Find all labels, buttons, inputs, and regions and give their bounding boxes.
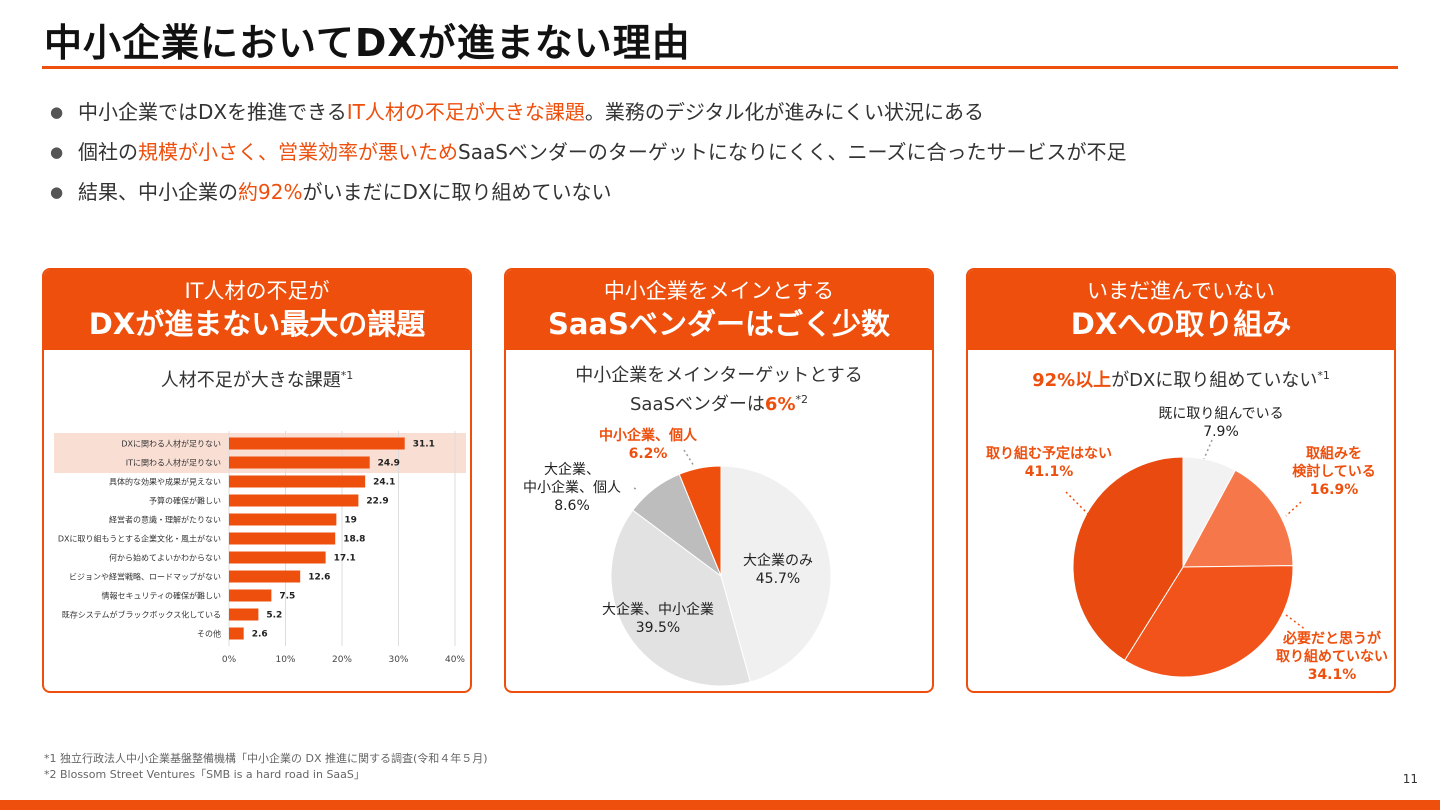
card-it-talent: IT人材の不足が DXが進まない最大の課題 人材不足が大きな課題*1 0% 10%… [42, 268, 472, 693]
category-label: ITに関わる人材が足りない [126, 458, 221, 468]
slice-label: 中小企業、個人 [523, 479, 621, 496]
slice-label: 中小企業、個人 [599, 427, 698, 444]
bar-value-label: 19 [344, 516, 357, 526]
bar [229, 437, 405, 450]
footnote-2: *2 Blossom Street Ventures「SMB is a hard… [44, 768, 365, 781]
footnote-1: *1 独立行政法人中小企業基盤整備機構「中小企業の DX 推進に関する調査(令和… [44, 752, 488, 765]
x-tick-label: 40% [445, 655, 465, 665]
card-subtitle: 人材不足が大きな課題*1 [160, 369, 354, 391]
slice-label: 大企業のみ [743, 552, 813, 569]
card-header: いまだ進んでいない DXへの取り組み [968, 270, 1394, 350]
slice-label: 検討している [1292, 463, 1376, 480]
slice-label: 6.2% [629, 446, 668, 462]
slice-label: 大企業、中小企業 [602, 601, 714, 618]
bottom-accent-bar [0, 800, 1440, 810]
category-label: 予算の確保が難しい [149, 496, 221, 506]
slice-label: 取り組めていない [1276, 648, 1388, 665]
slice-label: 7.9% [1203, 424, 1239, 440]
bar-value-label: 17.1 [334, 554, 356, 564]
category-label: 具体的な効果や成果が見えない [109, 477, 221, 487]
bullet-item: ● 結果、中小企業の約92%がいまだにDXに取り組めていない [50, 172, 1127, 212]
pie-slice [1182, 469, 1294, 568]
x-tick-label: 0% [222, 655, 237, 665]
category-label: 情報セキュリティの確保が難しい [101, 591, 221, 601]
bar [229, 589, 272, 602]
slice-label: 取組みを [1306, 445, 1362, 462]
page-number: 11 [1402, 772, 1418, 786]
bar [229, 494, 359, 507]
pie-slice [1072, 456, 1184, 661]
slice-label: 39.5% [636, 620, 680, 636]
x-tick-label: 30% [388, 655, 408, 665]
slice-label: 8.6% [554, 498, 590, 514]
leader-line [683, 449, 695, 467]
pie-slice [610, 509, 751, 687]
category-label: 経営者の意識・理解がたりない [109, 515, 221, 525]
bar [229, 608, 259, 621]
bar-value-label: 18.8 [343, 535, 365, 545]
category-label: 何から始めてよいかわからない [109, 553, 221, 563]
card-header: 中小企業をメインとする SaaSベンダーはごく少数 [506, 270, 932, 350]
slice-label: 34.1% [1308, 667, 1357, 683]
saas-vendor-pie-chart: 大企業のみ45.7%大企業、中小企業39.5%大企業、中小企業、個人8.6%中小… [523, 427, 832, 687]
bar [229, 475, 366, 488]
card-header: IT人材の不足が DXが進まない最大の課題 [44, 270, 470, 350]
slice-label: 大企業、 [544, 461, 600, 478]
bar-value-label: 22.9 [366, 497, 388, 507]
slice-label: 41.1% [1025, 464, 1074, 480]
title-divider [42, 66, 1398, 69]
bar [229, 532, 336, 545]
slice-label: 16.9% [1310, 482, 1359, 498]
card-saas-vendors: 中小企業をメインとする SaaSベンダーはごく少数 中小企業をメインターゲットと… [504, 268, 934, 693]
bar-value-label: 24.9 [378, 459, 400, 469]
bar [229, 456, 370, 469]
category-label: DXに取り組もうとする企業文化・風土がない [58, 534, 221, 544]
pie-slice [678, 465, 722, 577]
category-label: その他 [197, 629, 221, 639]
bar [229, 513, 337, 526]
bar [229, 570, 301, 583]
x-tick-label: 10% [275, 655, 295, 665]
bar-value-label: 2.6 [252, 630, 268, 640]
card-dx-adoption: いまだ進んでいない DXへの取り組み 92%以上がDXに取り組めていない*1 既… [966, 268, 1396, 693]
bar-value-label: 12.6 [308, 573, 330, 583]
bar-value-label: 24.1 [373, 478, 395, 488]
bar-chart: 0% 10% 20% 30% 40% DXに関わる人材が足りない 31.1 ITに関わる人材が… [54, 431, 466, 665]
slice-label: 必要だと思うが [1282, 630, 1382, 647]
leader-line [1285, 501, 1302, 517]
leader-line [1065, 491, 1089, 515]
bullet-dot-icon: ● [50, 143, 64, 161]
slice-label: 取り組む予定はない [986, 445, 1112, 462]
slice-label: 既に取り組んでいる [1158, 406, 1283, 422]
leader-line [1203, 439, 1213, 460]
leader-line [633, 487, 639, 491]
x-tick-label: 20% [332, 655, 352, 665]
card-subtitle: 中小企業をメインターゲットとする SaaSベンダーは6%*2 [575, 365, 863, 415]
pie-slice [720, 465, 832, 683]
bar-value-label: 31.1 [413, 440, 435, 450]
page-title: 中小企業においてDXが進まない理由 [44, 21, 691, 65]
bar-value-label: 7.5 [279, 592, 295, 602]
bullet-dot-icon: ● [50, 103, 64, 121]
leader-line [1285, 614, 1307, 631]
summary-bullets: ● 中小企業ではDXを推進できるIT人材の不足が大きな課題。業務のデジタル化が進み… [50, 92, 1127, 212]
category-label: 既存システムがブラックボックス化している [62, 610, 221, 620]
bullet-dot-icon: ● [50, 183, 64, 201]
bullet-item: ● 中小企業ではDXを推進できるIT人材の不足が大きな課題。業務のデジタル化が進み… [50, 92, 1127, 132]
bullet-item: ● 個社の規模が小さく、営業効率が悪いためSaaSベンダーのターゲットになりにくく… [50, 132, 1127, 172]
slice-label: 45.7% [756, 571, 800, 587]
bar [229, 627, 244, 640]
bar-value-label: 5.2 [266, 611, 282, 621]
category-label: ビジョンや経営戦略、ロードマップがない [69, 572, 221, 582]
bar [229, 551, 326, 564]
category-label: DXに関わる人材が足りない [121, 439, 221, 449]
card-subtitle: 92%以上がDXに取り組めていない*1 [1032, 369, 1330, 391]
+++
WHAT IS BEING ASKED:
Copy every line of the records above verbatim, leaving out the pictures.

PROBLEM SOLUTION:
Find all labels, buttons, inputs, and regions and give their bounding boxes.
card-it-talent: IT人材の不足が DXが進まない最大の課題 人材不足が大きな課題*1 0% 10%… [42, 268, 472, 693]
category-label: ITに関わる人材が足りない [126, 458, 221, 468]
slice-label: 中小企業、個人 [523, 479, 621, 496]
slice-label: 中小企業、個人 [599, 427, 698, 444]
bar-value-label: 19 [344, 516, 357, 526]
bar [229, 437, 405, 450]
footnote-2: *2 Blossom Street Ventures「SMB is a hard… [44, 768, 365, 781]
footnote-1: *1 独立行政法人中小企業基盤整備機構「中小企業の DX 推進に関する調査(令和… [44, 752, 488, 765]
x-tick-label: 40% [445, 655, 465, 665]
card-subtitle: 人材不足が大きな課題*1 [160, 369, 354, 391]
slice-label: 大企業のみ [743, 552, 813, 569]
card-header: いまだ進んでいない DXへの取り組み [968, 270, 1394, 350]
slice-label: 検討している [1292, 463, 1376, 480]
slice-label: 6.2% [629, 446, 668, 462]
slice-label: 大企業、中小企業 [602, 601, 714, 618]
bottom-accent-bar [0, 800, 1440, 810]
category-label: 予算の確保が難しい [149, 496, 221, 506]
slice-label: 取り組めていない [1276, 648, 1388, 665]
slice-label: 7.9% [1203, 424, 1239, 440]
bar-value-label: 17.1 [334, 554, 356, 564]
category-label: 具体的な効果や成果が見えない [109, 477, 221, 487]
bullet-item: ● 結果、中小企業の約92%がいまだにDXに取り組めていない [50, 172, 1127, 212]
pie-slice [1182, 469, 1294, 568]
x-tick-label: 0% [222, 655, 237, 665]
category-label: 情報セキュリティの確保が難しい [101, 591, 221, 601]
bar [229, 589, 272, 602]
slice-label: 取組みを [1306, 445, 1362, 462]
page-number: 11 [1402, 772, 1418, 786]
bar [229, 494, 359, 507]
pie-slice [1072, 456, 1184, 661]
slice-label: 39.5% [636, 620, 680, 636]
x-tick-label: 30% [388, 655, 408, 665]
slice-label: 8.6% [554, 498, 590, 514]
leader-line [683, 449, 695, 467]
pie-slice [610, 509, 751, 687]
category-label: 経営者の意識・理解がたりない [109, 515, 221, 525]
bar [229, 608, 259, 621]
bar-value-label: 18.8 [343, 535, 365, 545]
category-label: 何から始めてよいかわからない [109, 553, 221, 563]
card-header: 中小企業をメインとする SaaSベンダーはごく少数 [506, 270, 932, 350]
slice-label: 34.1% [1308, 667, 1357, 683]
saas-vendor-pie-chart: 大企業のみ45.7%大企業、中小企業39.5%大企業、中小企業、個人8.6%中小… [523, 427, 832, 687]
bar [229, 475, 366, 488]
card-header: IT人材の不足が DXが進まない最大の課題 [44, 270, 470, 350]
slice-label: 大企業、 [544, 461, 600, 478]
bar-value-label: 22.9 [366, 497, 388, 507]
slice-label: 41.1% [1025, 464, 1074, 480]
title-divider [42, 66, 1398, 69]
bar [229, 532, 336, 545]
slice-label: 16.9% [1310, 482, 1359, 498]
card-saas-vendors: 中小企業をメインとする SaaSベンダーはごく少数 中小企業をメインターゲットと… [504, 268, 934, 693]
bar-value-label: 24.9 [378, 459, 400, 469]
bar [229, 456, 370, 469]
category-label: DXに取り組もうとする企業文化・風土がない [58, 534, 221, 544]
pie-slice [678, 465, 722, 577]
category-label: その他 [197, 629, 221, 639]
bar [229, 513, 337, 526]
bar [229, 570, 301, 583]
x-tick-label: 10% [275, 655, 295, 665]
bar-value-label: 2.6 [252, 630, 268, 640]
card-dx-adoption: いまだ進んでいない DXへの取り組み 92%以上がDXに取り組めていない*1 既… [966, 268, 1396, 693]
bar-value-label: 12.6 [308, 573, 330, 583]
bar-value-label: 24.1 [373, 478, 395, 488]
bar-chart: 0% 10% 20% 30% 40% DXに関わる人材が足りない 31.1 ITに関わる人材が… [54, 431, 466, 665]
slice-label: 必要だと思うが [1282, 630, 1382, 647]
leader-line [1285, 501, 1302, 517]
leader-line [1065, 491, 1089, 515]
bullet-dot-icon: ● [50, 143, 64, 161]
slice-label: 取り組む予定はない [986, 445, 1112, 462]
slice-label: 既に取り組んでいる [1158, 406, 1283, 422]
leader-line [1203, 439, 1213, 460]
leader-line [633, 487, 639, 491]
x-tick-label: 20% [332, 655, 352, 665]
card-subtitle: 中小企業をメインターゲットとする SaaSベンダーは6%*2 [575, 365, 863, 415]
pie-slice [720, 465, 832, 683]
bar-value-label: 31.1 [413, 440, 435, 450]
page-title: 中小企業においてDXが進まない理由 [44, 21, 691, 65]
bar-value-label: 7.5 [279, 592, 295, 602]
bullet-dot-icon: ● [50, 103, 64, 121]
leader-line [1285, 614, 1307, 631]
summary-bullets: ● 中小企業ではDXを推進できるIT人材の不足が大きな課題。業務のデジタル化が進み… [50, 92, 1127, 212]
category-label: 既存システムがブラックボックス化している [62, 610, 221, 620]
bullet-dot-icon: ● [50, 183, 64, 201]
bullet-item: ● 中小企業ではDXを推進できるIT人材の不足が大きな課題。業務のデジタル化が進み… [50, 92, 1127, 132]
bullet-item: ● 個社の規模が小さく、営業効率が悪いためSaaSベンダーのターゲットになりにくく… [50, 132, 1127, 172]
slice-label: 45.7% [756, 571, 800, 587]
bar [229, 627, 244, 640]
bar-value-label: 5.2 [266, 611, 282, 621]
category-label: ビジョンや経営戦略、ロードマップがない [69, 572, 221, 582]
bar [229, 551, 326, 564]
category-label: DXに関わる人材が足りない [121, 439, 221, 449]
card-subtitle: 92%以上がDXに取り組めていない*1 [1032, 369, 1330, 391]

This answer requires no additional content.